_Given problem_:
Make an exact copy of the entries below with the pictures removed.

_Supplied material_:
++++++++

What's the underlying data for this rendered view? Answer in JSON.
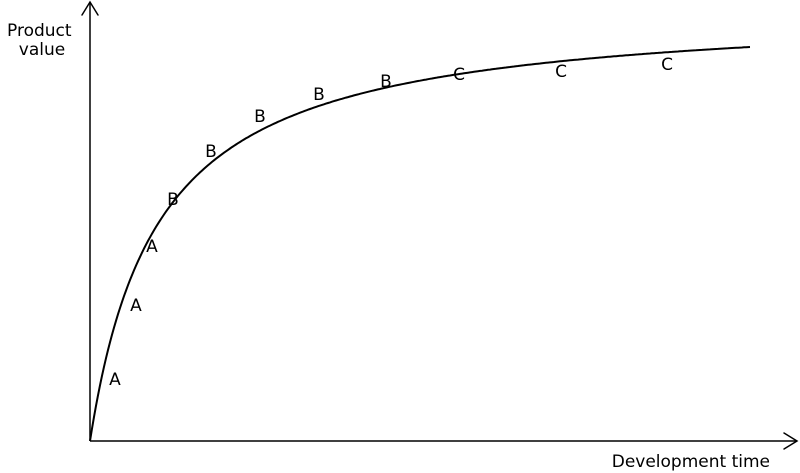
{
  "y_axis": {
    "title_lines": [
      "Product",
      "value"
    ]
  },
  "x_axis": {
    "title": "Development time"
  },
  "curve_labels": [
    "A",
    "A",
    "A",
    "B",
    "B",
    "B",
    "B",
    "B",
    "C",
    "C",
    "C"
  ]
}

++++++++

_Answer to this exercise_:
What's the underlying data for this rendered view? Answer in JSON.
{
  "y_axis": {
    "title_lines": [
      "Product",
      "value"
    ]
  },
  "x_axis": {
    "title": "Development time"
  },
  "curve_labels": [
    "A",
    "A",
    "A",
    "B",
    "B",
    "B",
    "B",
    "B",
    "C",
    "C",
    "C"
  ]
}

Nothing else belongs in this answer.